* **Given information**:
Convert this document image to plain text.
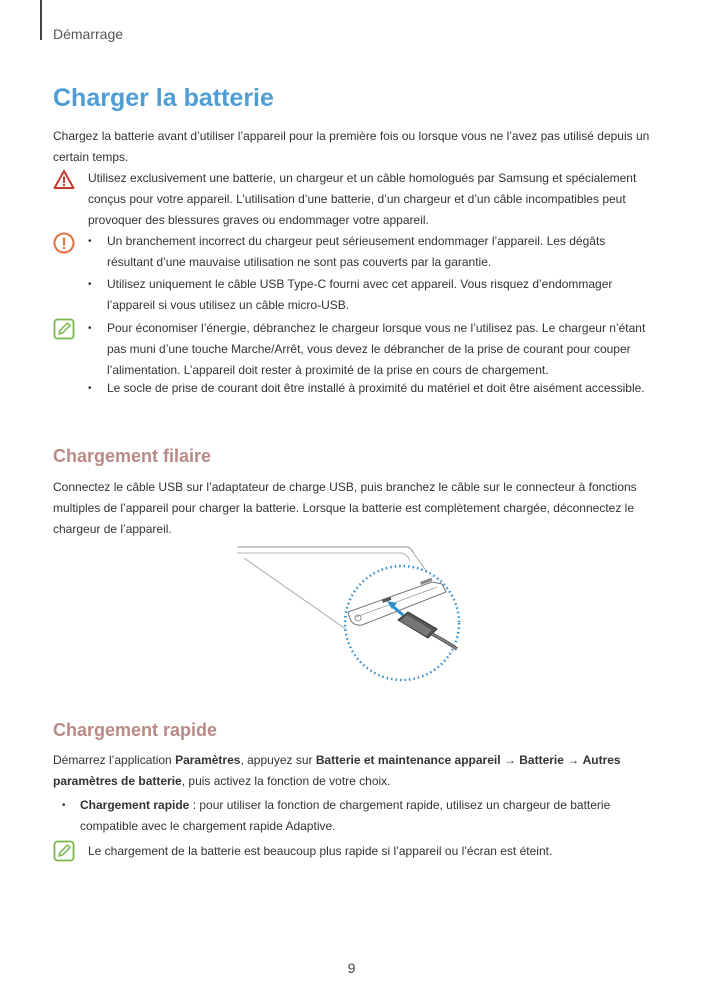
Démarrage
Charger la batterie

Chargez la batterie avant d’utiliser l’appareil pour la première fois ou lorsque vous ne l’avez pas utilisé depuis un certain temps.

Utilisez exclusivement une batterie, un chargeur et un câble homologués par Samsung et spécialement conçus pour votre appareil. L’utilisation d’une batterie, d’un chargeur et d’un câble incompatibles peut provoquer des blessures graves ou endommager votre appareil.

• Un branchement incorrect du chargeur peut sérieusement endommager l’appareil. Les dégâts résultant d’une mauvaise utilisation ne sont pas couverts par la garantie.
• Utilisez uniquement le câble USB Type-C fourni avec cet appareil. Vous risquez d’endommager l’appareil si vous utilisez un câble micro-USB.
• Pour économiser l’énergie, débranchez le chargeur lorsque vous ne l’utilisez pas. Le chargeur n’étant pas muni d’une touche Marche/Arrêt, vous devez le débrancher de la prise de courant pour couper l’alimentation. L’appareil doit rester à proximité de la prise en cours de chargement.
• Le socle de prise de courant doit être installé à proximité du matériel et doit être aisément accessible.
Chargement filaire

Connectez le câble USB sur l’adaptateur de charge USB, puis branchez le câble sur le connecteur à fonctions multiples de l’appareil pour charger la batterie. Lorsque la batterie est complètement chargée, déconnectez le chargeur de l’appareil.

Chargement rapide

Démarrez l’application Paramètres, appuyez sur Batterie et maintenance appareil → Batterie → Autres paramètres de batterie, puis activez la fonction de votre choix.

• Chargement rapide : pour utiliser la fonction de chargement rapide, utilisez un chargeur de batterie compatible avec le chargement rapide Adaptive.

Le chargement de la batterie est beaucoup plus rapide si l’appareil ou l’écran est éteint.

9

* **Task goal**: Copy every line from the entries that contains the word "avec".

* **Response for this exercise**:
• Utilisez uniquement le câble USB Type-C fourni avec cet appareil. Vous risquez d’endommager l’appareil si vous utilisez un câble micro-USB.
• Chargement rapide : pour utiliser la fonction de chargement rapide, utilisez un chargeur de batterie compatible avec le chargement rapide Adaptive.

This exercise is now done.